***** Text segment

It's about the character of neighborhoods.

But the idea that California should stay the same is not what the state's about.

It's also not a way to be welcoming.

Like we all, like, oh, you know, we want to be welcoming to immigrants, but we're going to price them out of our state forever.

Like, we want to be a place that

helps the unhoused, but we're going to make it impossible for people to afford to live here.

Like, it's ridiculous.

It's ridiculous.

John,

do you think, yes,

oh, do you think that if there's a chance this man is going to lose, that he will allow elections to go on, or is he going to call out the national, like declare martial law?

Because this guy who is

a documented liar takes over

the press,

throws gay people and intellectuals in jail, and says, I'm going to clean up corruption.

Oh, wait, I'm in power now.

We're going to postpone elections

until we have elections.

I'm talking about Fidel Castro.

That's what he did.

And I'm like, oh, now he had it easier because it's 11 million people in a little island.

It's difficult because we're 350 million people in a big space.

So it's harder to orchestrate something like that.

But I can kind of see this guy just saying,

well, everything's too crazy.

I'm going to declare martial law.

We're going to do it.

We're going to vote.

We're going to get the election done later.

Let's all relax.

We're just going to wait six months.

We're going to wait a year.

And then we're like, what the fuck?

I like get that fear.

I'm not saying it's illegitimate.

And I don't think there's any value in telling people that things can't be as bad as you're predicting.

One problem of dealing with fascists is your fears feel too early and then they feel too late.

That's part of the threat.

Yeah, yeah, yeah.

However, I also think sometimes in our, it's easier to imagine how bad it can get.

It's also sometimes in the noise and in the endless churn, hard to remember that we have some strengths and some things going for us, one of which is there's no, this is not, this is America and it's not command and control.

**********
***** Source data

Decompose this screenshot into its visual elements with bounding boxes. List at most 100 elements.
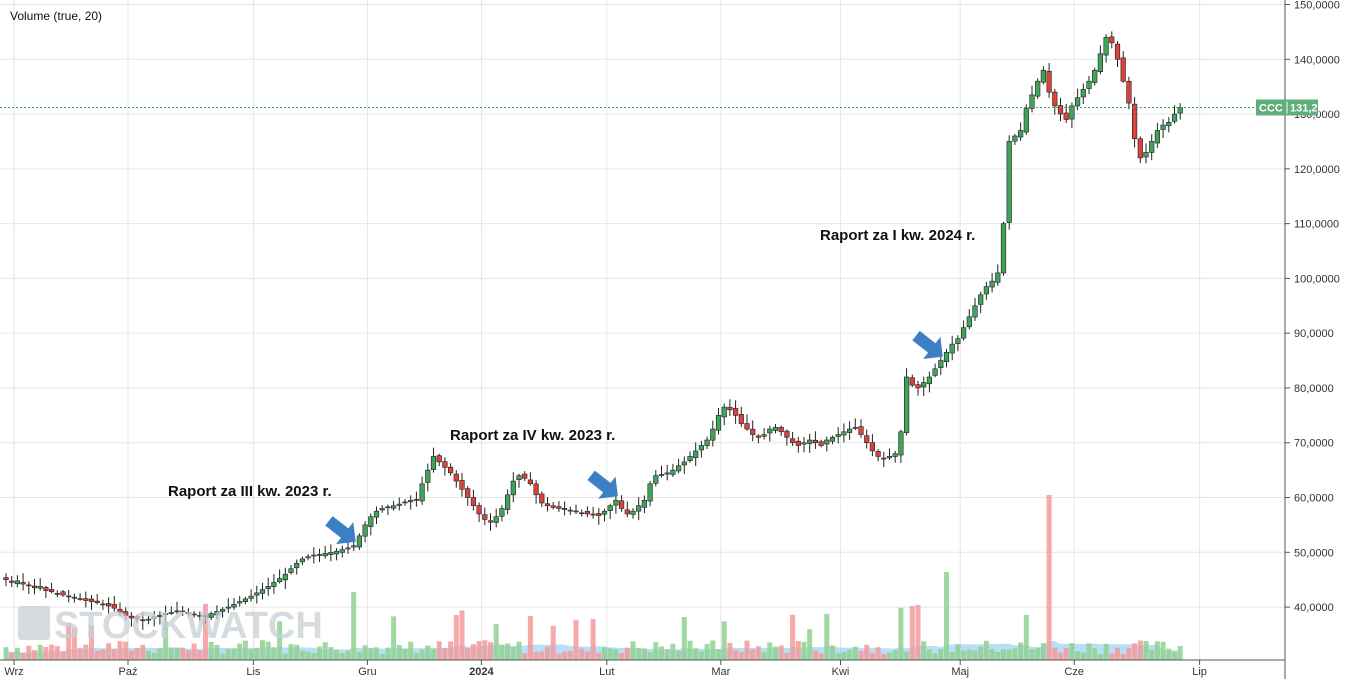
candle[interactable] — [596, 508, 602, 525]
candle[interactable] — [14, 575, 20, 588]
candle[interactable] — [727, 399, 733, 416]
candle[interactable] — [801, 436, 807, 453]
candle[interactable] — [875, 449, 881, 462]
candle[interactable] — [242, 596, 249, 605]
candle[interactable] — [1137, 136, 1143, 164]
candle[interactable] — [1035, 78, 1041, 99]
candle[interactable] — [345, 542, 351, 554]
candle[interactable] — [1092, 67, 1098, 86]
candle[interactable] — [1143, 143, 1149, 164]
candle[interactable] — [356, 533, 363, 550]
candle[interactable] — [465, 486, 471, 506]
candle[interactable] — [1086, 75, 1092, 95]
candle[interactable] — [932, 363, 938, 378]
candle[interactable] — [134, 614, 140, 624]
candle[interactable] — [282, 567, 288, 590]
candle[interactable] — [767, 425, 773, 442]
candle[interactable] — [829, 435, 836, 445]
candle[interactable] — [117, 602, 123, 617]
candle[interactable] — [123, 607, 129, 620]
candle[interactable] — [704, 436, 710, 449]
candle[interactable] — [20, 573, 26, 591]
candle[interactable] — [681, 456, 687, 474]
candle[interactable] — [926, 371, 932, 393]
candle[interactable] — [379, 505, 385, 513]
candle[interactable] — [755, 434, 761, 444]
candle[interactable] — [556, 501, 562, 512]
candle[interactable] — [915, 380, 921, 396]
candle[interactable] — [453, 470, 459, 488]
candle[interactable] — [362, 521, 368, 543]
candle[interactable] — [1057, 98, 1064, 122]
candle[interactable] — [197, 611, 203, 622]
candle[interactable] — [145, 615, 152, 625]
candle[interactable] — [972, 298, 978, 321]
candle[interactable] — [1109, 31, 1115, 49]
candle[interactable] — [744, 414, 750, 431]
candle[interactable] — [824, 436, 830, 452]
candle[interactable] — [265, 577, 271, 596]
candle[interactable] — [305, 554, 311, 561]
candle[interactable] — [1132, 97, 1138, 148]
candle[interactable] — [561, 501, 568, 516]
candle[interactable] — [151, 611, 157, 627]
candle[interactable] — [66, 589, 72, 603]
candle[interactable] — [396, 497, 402, 511]
candle[interactable] — [903, 368, 910, 436]
candle[interactable] — [858, 419, 864, 438]
candle[interactable] — [231, 597, 237, 610]
candle[interactable] — [584, 506, 590, 517]
candle[interactable] — [687, 451, 693, 463]
candle[interactable] — [208, 611, 214, 621]
candle[interactable] — [550, 501, 556, 510]
candle[interactable] — [670, 463, 676, 478]
candle[interactable] — [567, 506, 573, 515]
candle[interactable] — [180, 605, 186, 617]
candle[interactable] — [892, 450, 898, 463]
candle[interactable] — [601, 508, 608, 522]
candle[interactable] — [1120, 51, 1126, 83]
candle[interactable] — [573, 504, 579, 514]
candle[interactable] — [351, 541, 357, 551]
candle[interactable] — [960, 320, 967, 341]
candle[interactable] — [60, 589, 66, 597]
candle[interactable] — [664, 464, 670, 481]
candle[interactable] — [812, 431, 818, 449]
candle[interactable] — [841, 423, 847, 443]
candle[interactable] — [37, 578, 43, 591]
candle[interactable] — [191, 611, 197, 618]
candle[interactable] — [185, 608, 192, 617]
candle[interactable] — [533, 480, 539, 504]
candle[interactable] — [618, 495, 625, 512]
candle[interactable] — [9, 575, 15, 587]
candle[interactable] — [248, 589, 254, 602]
candle[interactable] — [795, 436, 801, 453]
candle[interactable] — [1023, 104, 1029, 135]
candle[interactable] — [784, 429, 790, 446]
candle[interactable] — [402, 498, 408, 506]
candle[interactable] — [288, 565, 294, 575]
candle[interactable] — [636, 497, 642, 521]
candle[interactable] — [527, 472, 533, 486]
candle[interactable] — [459, 472, 465, 497]
candle[interactable] — [1160, 119, 1166, 138]
candle[interactable] — [311, 547, 317, 564]
candle[interactable] — [482, 507, 488, 526]
candle[interactable] — [789, 431, 796, 446]
candle[interactable] — [579, 509, 585, 517]
candle[interactable] — [966, 309, 972, 330]
candle[interactable] — [54, 590, 60, 598]
candle[interactable] — [949, 335, 955, 361]
candle[interactable] — [864, 429, 870, 449]
candle[interactable] — [898, 429, 904, 463]
candle[interactable] — [373, 506, 380, 524]
candle[interactable] — [1040, 66, 1046, 85]
candle[interactable] — [499, 504, 505, 522]
candle[interactable] — [738, 406, 744, 427]
candle[interactable] — [237, 595, 243, 607]
candle[interactable] — [333, 547, 340, 561]
candle[interactable] — [1097, 45, 1103, 75]
candle[interactable] — [869, 434, 875, 457]
candle[interactable] — [504, 489, 511, 515]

**********

* Actions to take *
(1) List every sentence in the transcript above that begins with the words "We're going to".
(2) Copy word for word the lines of the records that start at the line containing "candle[interactable] — [596, 508, 602, 525]" and end after the line containing "candle[interactable] — [1143, 143, 1149, 164]".

* Answers per task *
(1)
We're going to postpone elections until we have elections.
We're going to do it.
We're going to vote.
We're going to get the election done later.
We're going to wait a year.

(2)
candle[interactable] — [596, 508, 602, 525]
candle[interactable] — [14, 575, 20, 588]
candle[interactable] — [727, 399, 733, 416]
candle[interactable] — [801, 436, 807, 453]
candle[interactable] — [875, 449, 881, 462]
candle[interactable] — [242, 596, 249, 605]
candle[interactable] — [1137, 136, 1143, 164]
candle[interactable] — [1035, 78, 1041, 99]
candle[interactable] — [345, 542, 351, 554]
candle[interactable] — [1092, 67, 1098, 86]
candle[interactable] — [1143, 143, 1149, 164]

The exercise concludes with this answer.